* WHAT IS EXPECTED
In the records below, find each line with the word "Threshold" and copy it.

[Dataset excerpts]
• • • • • • •
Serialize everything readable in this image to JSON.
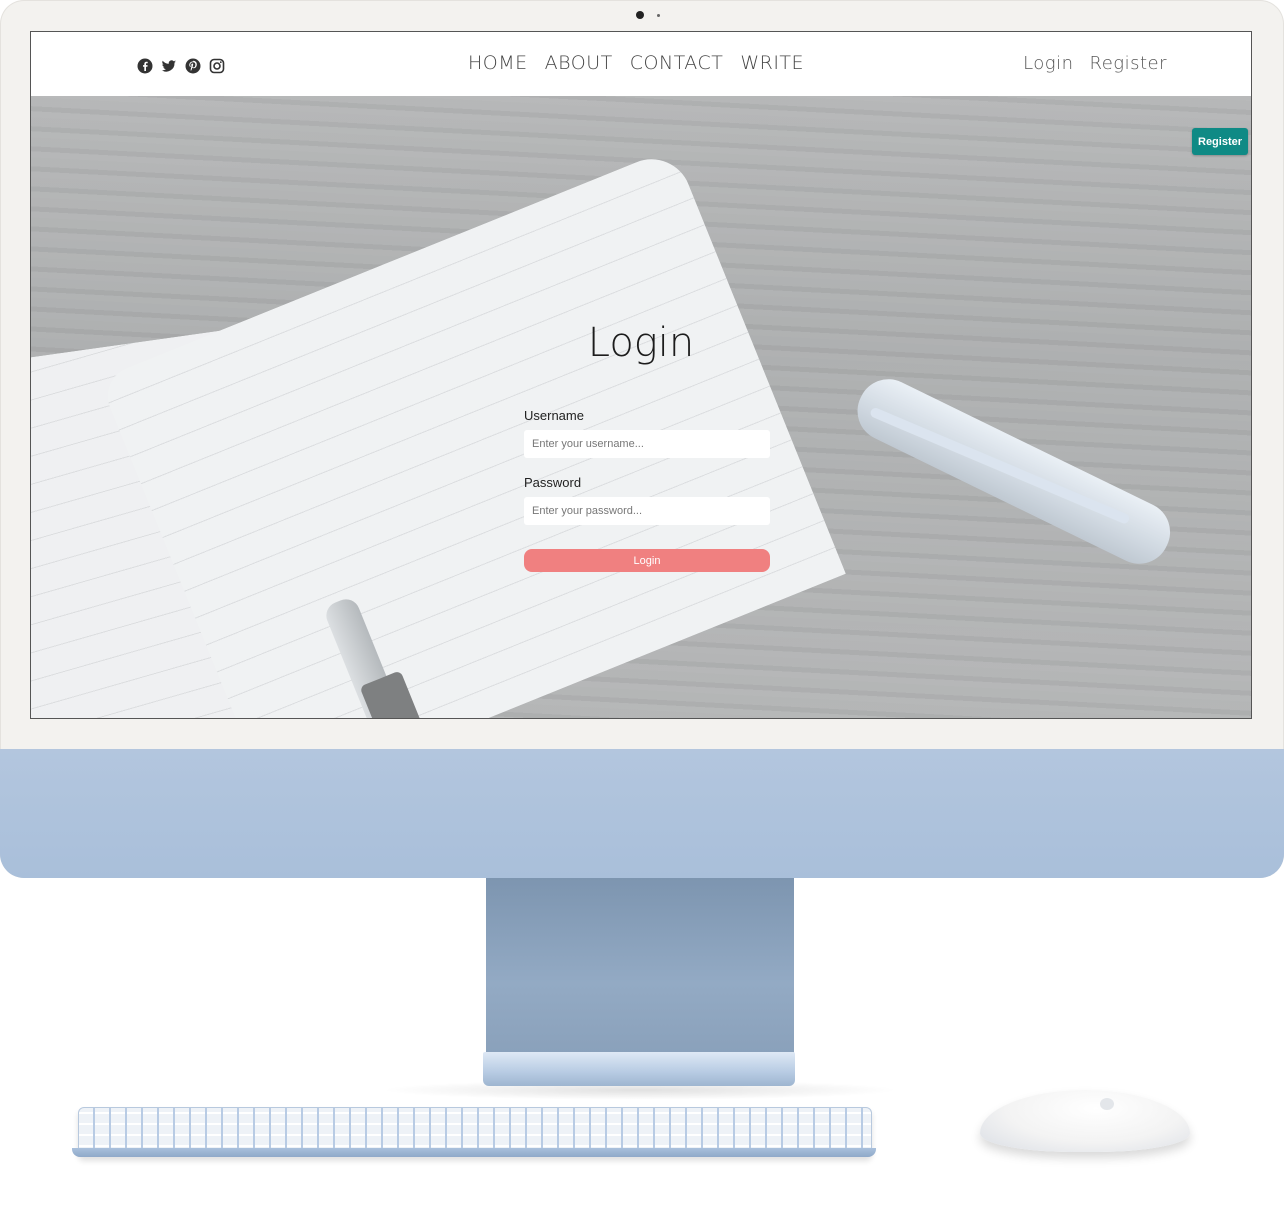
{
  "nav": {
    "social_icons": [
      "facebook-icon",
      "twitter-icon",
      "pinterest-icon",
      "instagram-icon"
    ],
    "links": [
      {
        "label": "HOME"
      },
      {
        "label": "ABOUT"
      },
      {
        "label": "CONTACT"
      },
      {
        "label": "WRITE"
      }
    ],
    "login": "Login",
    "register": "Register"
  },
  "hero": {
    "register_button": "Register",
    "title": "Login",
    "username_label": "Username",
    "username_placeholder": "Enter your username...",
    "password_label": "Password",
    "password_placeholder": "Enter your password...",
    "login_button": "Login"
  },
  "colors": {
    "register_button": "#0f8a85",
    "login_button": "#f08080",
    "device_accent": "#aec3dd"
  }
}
• • • • • • •
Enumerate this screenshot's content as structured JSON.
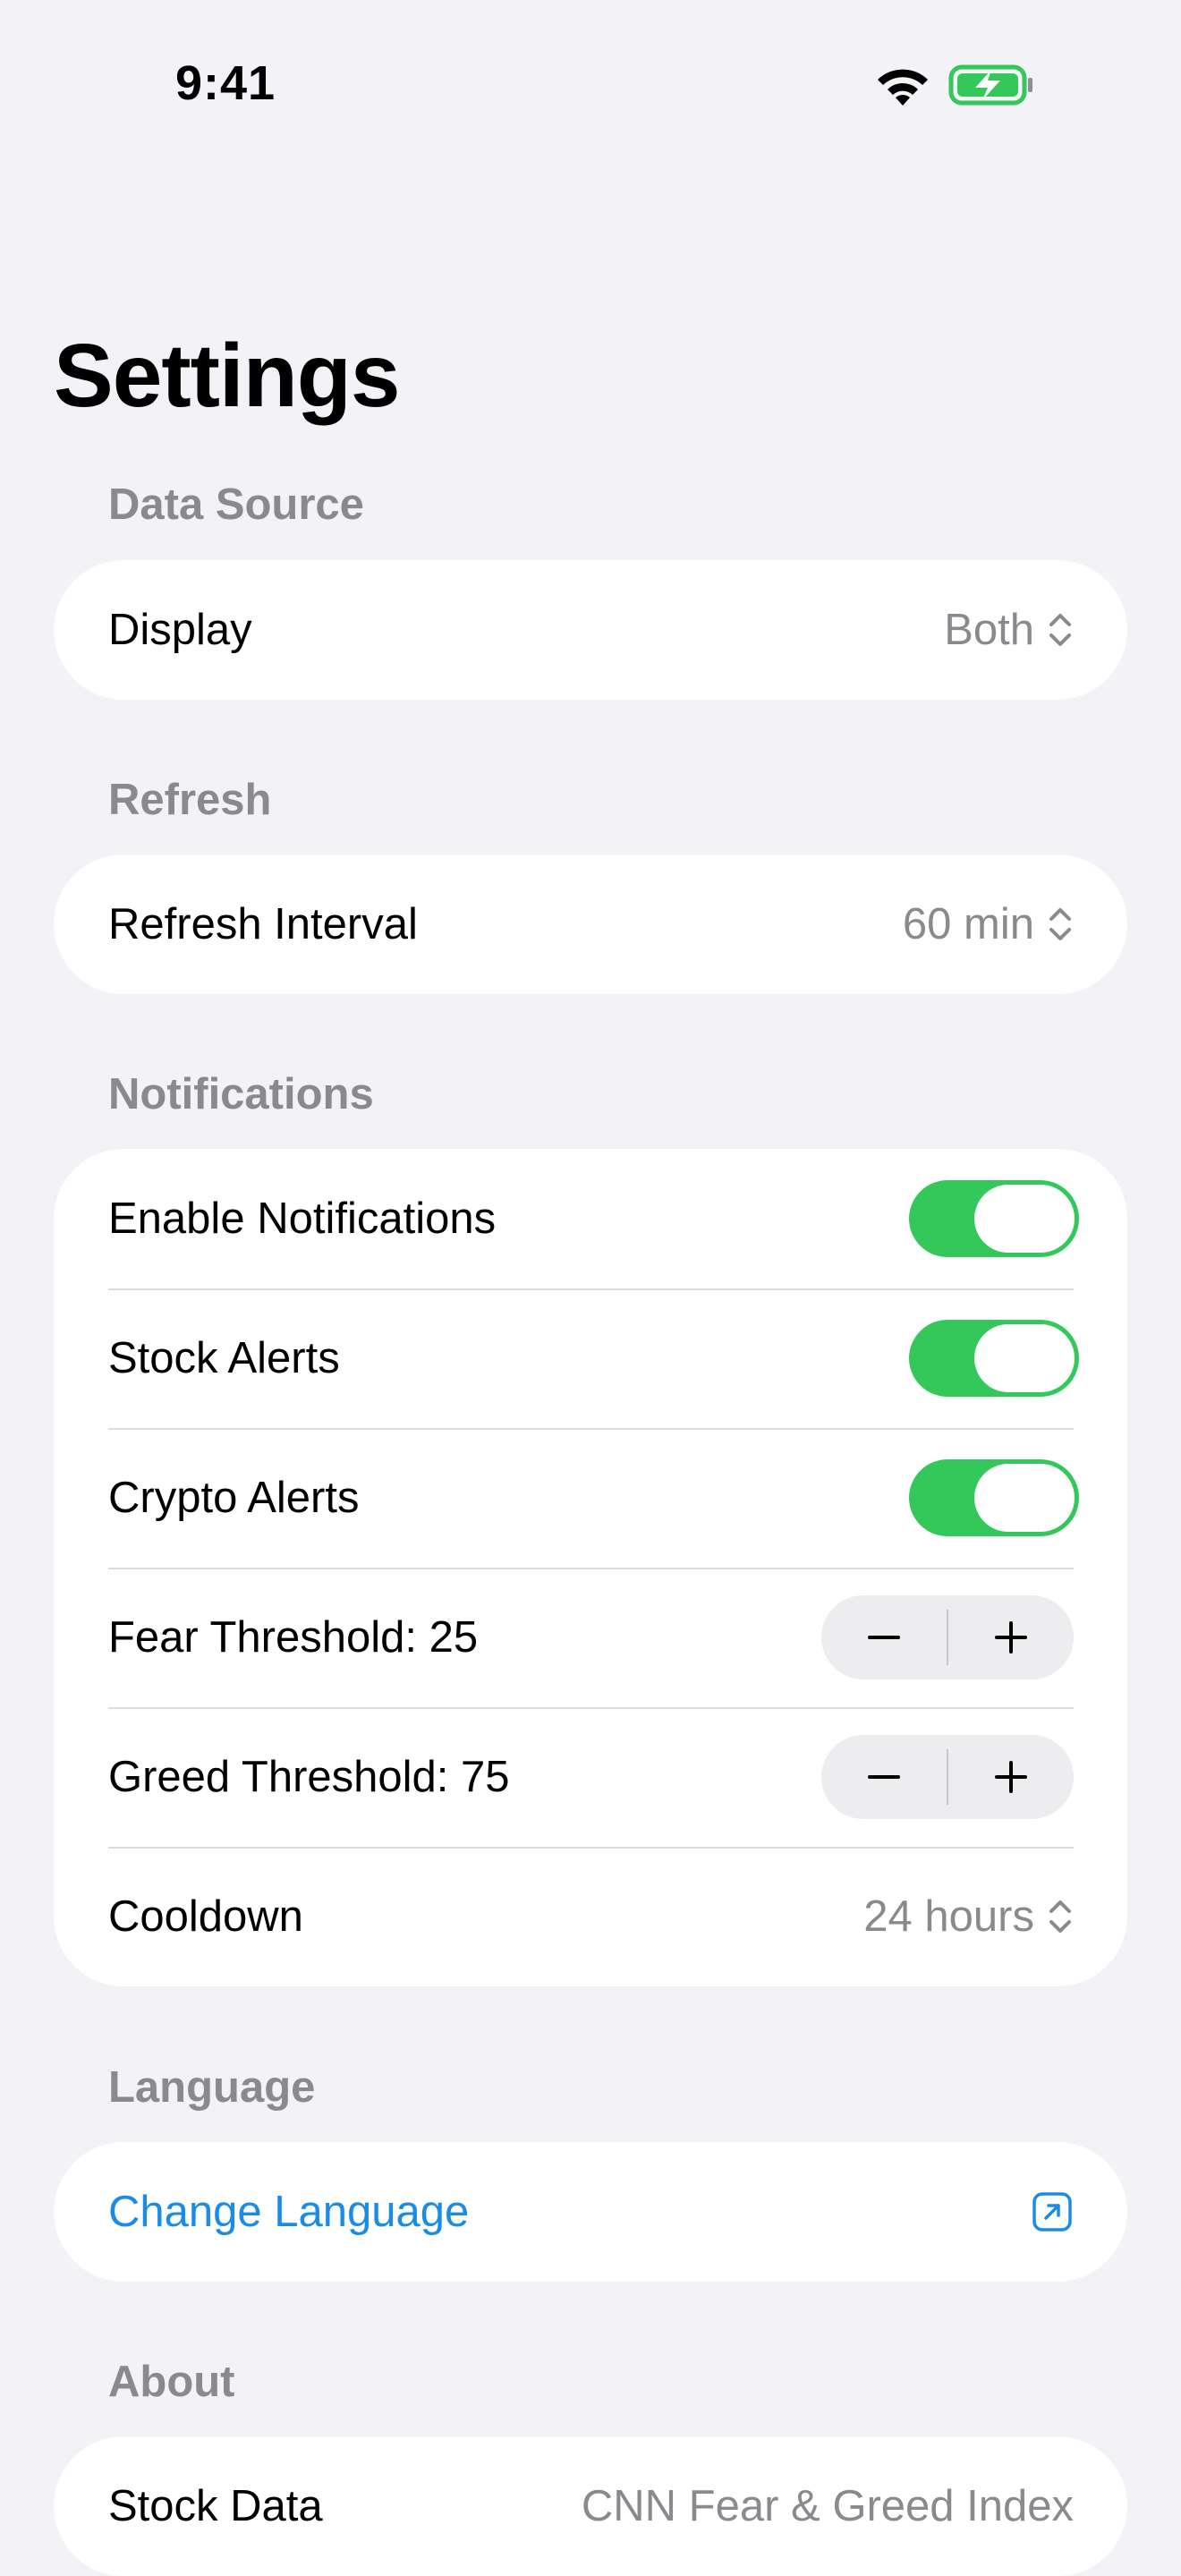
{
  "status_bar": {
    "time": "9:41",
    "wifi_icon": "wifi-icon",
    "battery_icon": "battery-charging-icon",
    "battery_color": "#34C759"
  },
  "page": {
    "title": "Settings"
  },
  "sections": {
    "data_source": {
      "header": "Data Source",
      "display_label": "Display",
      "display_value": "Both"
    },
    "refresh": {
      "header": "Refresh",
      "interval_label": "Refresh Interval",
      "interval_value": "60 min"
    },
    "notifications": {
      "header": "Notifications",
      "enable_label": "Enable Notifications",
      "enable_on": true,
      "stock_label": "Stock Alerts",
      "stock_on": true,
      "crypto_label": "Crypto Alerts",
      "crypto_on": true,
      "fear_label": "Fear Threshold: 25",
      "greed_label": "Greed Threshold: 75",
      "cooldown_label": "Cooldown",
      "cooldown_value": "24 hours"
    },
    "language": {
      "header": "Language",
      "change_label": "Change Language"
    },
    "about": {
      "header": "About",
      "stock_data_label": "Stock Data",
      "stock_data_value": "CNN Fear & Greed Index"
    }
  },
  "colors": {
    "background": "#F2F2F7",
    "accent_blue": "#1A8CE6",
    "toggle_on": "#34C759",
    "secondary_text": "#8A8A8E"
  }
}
• • • • • • •
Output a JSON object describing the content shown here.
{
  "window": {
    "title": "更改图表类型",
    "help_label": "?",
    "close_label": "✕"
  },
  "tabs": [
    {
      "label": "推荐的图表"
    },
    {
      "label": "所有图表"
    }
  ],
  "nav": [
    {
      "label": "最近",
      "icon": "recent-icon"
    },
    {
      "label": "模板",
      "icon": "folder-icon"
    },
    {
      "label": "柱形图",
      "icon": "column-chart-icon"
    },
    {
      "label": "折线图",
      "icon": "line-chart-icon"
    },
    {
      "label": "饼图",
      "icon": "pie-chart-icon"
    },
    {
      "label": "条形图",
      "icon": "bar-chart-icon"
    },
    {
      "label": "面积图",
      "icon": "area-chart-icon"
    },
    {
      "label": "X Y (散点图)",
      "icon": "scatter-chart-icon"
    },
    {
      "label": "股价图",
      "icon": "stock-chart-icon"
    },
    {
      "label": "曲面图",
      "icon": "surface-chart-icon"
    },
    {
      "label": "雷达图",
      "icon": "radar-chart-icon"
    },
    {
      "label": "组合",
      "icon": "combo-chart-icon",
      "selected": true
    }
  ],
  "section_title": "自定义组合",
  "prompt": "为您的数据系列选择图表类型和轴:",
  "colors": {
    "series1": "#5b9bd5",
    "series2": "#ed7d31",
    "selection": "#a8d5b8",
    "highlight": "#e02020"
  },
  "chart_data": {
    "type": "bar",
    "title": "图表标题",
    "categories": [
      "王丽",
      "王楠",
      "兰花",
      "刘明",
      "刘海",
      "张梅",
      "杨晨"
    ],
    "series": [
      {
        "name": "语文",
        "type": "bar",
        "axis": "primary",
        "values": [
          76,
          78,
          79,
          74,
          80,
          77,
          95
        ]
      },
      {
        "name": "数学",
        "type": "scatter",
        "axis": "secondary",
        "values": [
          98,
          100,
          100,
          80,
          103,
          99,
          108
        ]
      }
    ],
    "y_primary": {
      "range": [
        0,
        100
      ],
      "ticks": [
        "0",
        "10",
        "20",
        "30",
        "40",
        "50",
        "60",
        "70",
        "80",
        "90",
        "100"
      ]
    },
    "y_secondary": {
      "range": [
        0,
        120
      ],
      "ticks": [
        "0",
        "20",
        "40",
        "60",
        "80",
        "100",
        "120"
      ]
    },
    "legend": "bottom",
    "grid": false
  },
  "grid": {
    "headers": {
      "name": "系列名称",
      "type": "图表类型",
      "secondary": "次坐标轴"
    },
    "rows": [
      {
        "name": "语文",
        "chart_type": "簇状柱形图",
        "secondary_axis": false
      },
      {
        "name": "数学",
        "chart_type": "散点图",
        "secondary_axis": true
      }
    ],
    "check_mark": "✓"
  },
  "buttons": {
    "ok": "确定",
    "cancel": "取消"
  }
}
• • • • • • •
* FULL SOLUTION
      "fear_label": "Fear Threshold: 25",
      "greed_label": "Greed Threshold: 75",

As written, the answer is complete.